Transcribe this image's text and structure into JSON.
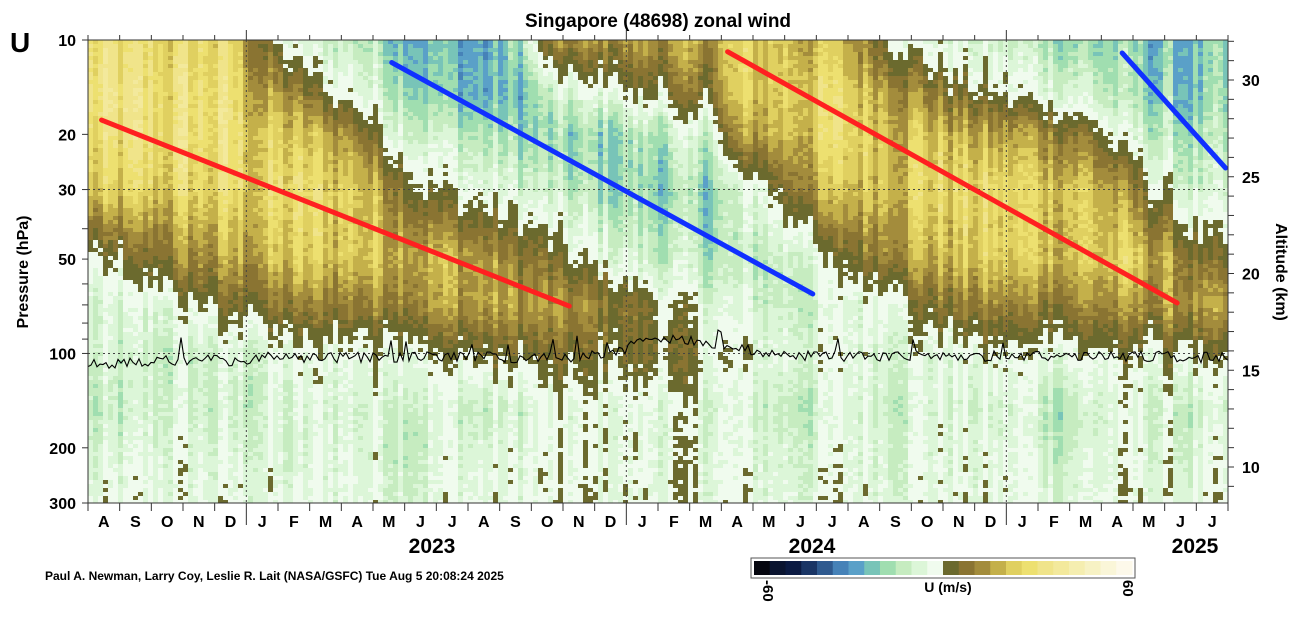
{
  "panel_letter": "U",
  "footer": "Paul A. Newman, Larry Coy, Leslie R. Lait (NASA/GSFC) Tue Aug  5 20:08:24 2025",
  "chart_data": {
    "type": "heatmap",
    "title": "Singapore (48698) zonal wind",
    "ylabel": "Pressure (hPa)",
    "y2label": "Altitude (km)",
    "yscale": "log",
    "ylim": [
      300,
      10
    ],
    "yticks": [
      "10",
      "20",
      "30",
      "50",
      "100",
      "200",
      "300"
    ],
    "y2lim_km": [
      8.5,
      32
    ],
    "y2ticks": [
      "10",
      "15",
      "20",
      "25",
      "30"
    ],
    "xlim": [
      "2022-08-01",
      "2025-08-01"
    ],
    "month_labels": [
      "A",
      "S",
      "O",
      "N",
      "D",
      "J",
      "F",
      "M",
      "A",
      "M",
      "J",
      "J",
      "A",
      "S",
      "O",
      "N",
      "D",
      "J",
      "F",
      "M",
      "A",
      "M",
      "J",
      "J",
      "A",
      "S",
      "O",
      "N",
      "D",
      "J",
      "F",
      "M",
      "A",
      "M",
      "J",
      "J"
    ],
    "year_labels": [
      "2023",
      "2024",
      "2025"
    ],
    "gridlines": "dotted at 30 hPa, 100 hPa and each January",
    "colorbar": {
      "label": "U (m/s)",
      "min_label": "-60",
      "max_label": "60",
      "range": [
        -60,
        60
      ],
      "step": 5,
      "colors": [
        "#05060f",
        "#0a1430",
        "#0b1a42",
        "#1a3565",
        "#2f5a8f",
        "#4682b8",
        "#5aa0c8",
        "#78c4b8",
        "#a0deb0",
        "#c6ecc0",
        "#dcf6d8",
        "#f0fbee",
        "#6b6a2e",
        "#8a7432",
        "#a38c3c",
        "#c4b04a",
        "#e0d060",
        "#ede070",
        "#f0e48a",
        "#f3e99c",
        "#f5eeb0",
        "#f7f2c4",
        "#faf6d8",
        "#fdf9ea"
      ]
    },
    "levels_hPa": [
      10,
      15,
      20,
      30,
      50,
      70,
      100,
      150,
      200,
      300
    ],
    "time": [
      "2022-08",
      "2022-09",
      "2022-10",
      "2022-11",
      "2022-12",
      "2023-01",
      "2023-02",
      "2023-03",
      "2023-04",
      "2023-05",
      "2023-06",
      "2023-07",
      "2023-08",
      "2023-09",
      "2023-10",
      "2023-11",
      "2023-12",
      "2024-01",
      "2024-02",
      "2024-03",
      "2024-04",
      "2024-05",
      "2024-06",
      "2024-07",
      "2024-08",
      "2024-09",
      "2024-10",
      "2024-11",
      "2024-12",
      "2025-01",
      "2025-02",
      "2025-03",
      "2025-04",
      "2025-05",
      "2025-06",
      "2025-07"
    ],
    "u_ms": [
      [
        25,
        30,
        25,
        20,
        -3,
        -10,
        -10,
        -15,
        -10,
        -6
      ],
      [
        25,
        28,
        28,
        22,
        2,
        -8,
        -12,
        -12,
        -8,
        -5
      ],
      [
        25,
        28,
        28,
        24,
        8,
        -5,
        -10,
        -8,
        -6,
        -4
      ],
      [
        25,
        28,
        28,
        25,
        12,
        0,
        -10,
        -10,
        -7,
        -5
      ],
      [
        25,
        28,
        28,
        25,
        15,
        3,
        -8,
        -12,
        -8,
        -5
      ],
      [
        5,
        15,
        22,
        25,
        18,
        5,
        -8,
        -8,
        -6,
        -4
      ],
      [
        -8,
        10,
        20,
        25,
        20,
        8,
        -5,
        -10,
        -12,
        -6
      ],
      [
        -10,
        2,
        18,
        25,
        22,
        10,
        -3,
        -6,
        -5,
        -4
      ],
      [
        -12,
        -3,
        12,
        24,
        22,
        10,
        -3,
        -8,
        -6,
        -4
      ],
      [
        -18,
        -10,
        -3,
        15,
        22,
        12,
        -2,
        -6,
        -8,
        -5
      ],
      [
        -22,
        -18,
        -8,
        3,
        20,
        14,
        0,
        -8,
        -10,
        -6
      ],
      [
        -25,
        -22,
        -12,
        -2,
        18,
        15,
        0,
        -8,
        -6,
        -4
      ],
      [
        -28,
        -25,
        -15,
        -5,
        15,
        15,
        2,
        -12,
        -8,
        -5
      ],
      [
        -20,
        -25,
        -18,
        -8,
        10,
        15,
        2,
        -10,
        -6,
        -4
      ],
      [
        8,
        -15,
        -20,
        -12,
        5,
        14,
        3,
        -6,
        -5,
        -4
      ],
      [
        12,
        -8,
        -20,
        -15,
        -2,
        12,
        3,
        -5,
        -4,
        -3
      ],
      [
        12,
        -5,
        -18,
        -18,
        -5,
        8,
        3,
        -4,
        -4,
        -3
      ],
      [
        15,
        0,
        -15,
        -18,
        -10,
        5,
        5,
        -6,
        -5,
        -4
      ],
      [
        15,
        3,
        -12,
        -20,
        -12,
        -2,
        3,
        -5,
        -4,
        -3
      ],
      [
        15,
        5,
        -10,
        -18,
        -14,
        -5,
        0,
        -6,
        -5,
        -4
      ],
      [
        22,
        20,
        12,
        -12,
        -15,
        -8,
        -3,
        -8,
        -6,
        -4
      ],
      [
        22,
        22,
        18,
        0,
        -12,
        -10,
        -5,
        -10,
        -8,
        -5
      ],
      [
        20,
        25,
        22,
        12,
        -8,
        -10,
        -5,
        -12,
        -8,
        -5
      ],
      [
        18,
        25,
        25,
        18,
        -2,
        -8,
        -5,
        -8,
        -6,
        -4
      ],
      [
        12,
        22,
        25,
        22,
        8,
        -5,
        -5,
        -6,
        -5,
        -4
      ],
      [
        0,
        18,
        24,
        25,
        15,
        0,
        -5,
        -8,
        -6,
        -4
      ],
      [
        -5,
        10,
        22,
        25,
        18,
        5,
        -5,
        -6,
        -5,
        -4
      ],
      [
        -8,
        5,
        18,
        25,
        20,
        8,
        -5,
        -8,
        -6,
        -4
      ],
      [
        -10,
        0,
        15,
        25,
        22,
        10,
        -3,
        -10,
        -6,
        -4
      ],
      [
        -12,
        -2,
        15,
        24,
        22,
        10,
        -3,
        -6,
        -5,
        -4
      ],
      [
        -15,
        -5,
        12,
        24,
        22,
        10,
        -3,
        -14,
        -10,
        -5
      ],
      [
        -18,
        -8,
        8,
        22,
        22,
        12,
        -2,
        -10,
        -8,
        -5
      ],
      [
        -20,
        -15,
        -5,
        15,
        22,
        12,
        -2,
        -6,
        -5,
        -4
      ],
      [
        -22,
        -18,
        -12,
        2,
        20,
        12,
        -2,
        -8,
        -6,
        -4
      ],
      [
        -25,
        -22,
        -15,
        -8,
        12,
        15,
        0,
        -10,
        -8,
        -5
      ],
      [
        -25,
        -22,
        -18,
        -12,
        2,
        12,
        -2,
        -12,
        -8,
        -5
      ]
    ],
    "black_line_hPa": [
      108,
      106,
      105,
      105,
      106,
      103,
      103,
      103,
      103,
      103,
      103,
      103,
      103,
      103,
      103,
      103,
      101,
      92,
      90,
      92,
      96,
      101,
      102,
      102,
      102,
      102,
      102,
      102,
      102,
      102,
      102,
      102,
      102,
      102,
      103,
      103
    ],
    "overlay_lines": [
      {
        "color": "#ff2020",
        "from": {
          "date": "2022-08-14",
          "hPa": 18
        },
        "to": {
          "date": "2023-11-07",
          "hPa": 70.6
        }
      },
      {
        "color": "#1030ff",
        "from": {
          "date": "2023-05-19",
          "hPa": 11.8
        },
        "to": {
          "date": "2024-06-28",
          "hPa": 64.6
        }
      },
      {
        "color": "#ff2020",
        "from": {
          "date": "2024-04-07",
          "hPa": 10.9
        },
        "to": {
          "date": "2025-06-13",
          "hPa": 69
        }
      },
      {
        "color": "#1030ff",
        "from": {
          "date": "2025-04-21",
          "hPa": 11
        },
        "to": {
          "date": "2025-07-29",
          "hPa": 25.6
        }
      }
    ]
  }
}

——————

WHAT IS REQUIRED: Copy all lines of the listing above that contain the string "date".

RESULT FOR THIS EXERCISE:
          "date": "2022-08-14",
          "date": "2023-11-07",
          "date": "2023-05-19",
          "date": "2024-06-28",
          "date": "2024-04-07",
          "date": "2025-06-13",
          "date": "2025-04-21",
          "date": "2025-07-29",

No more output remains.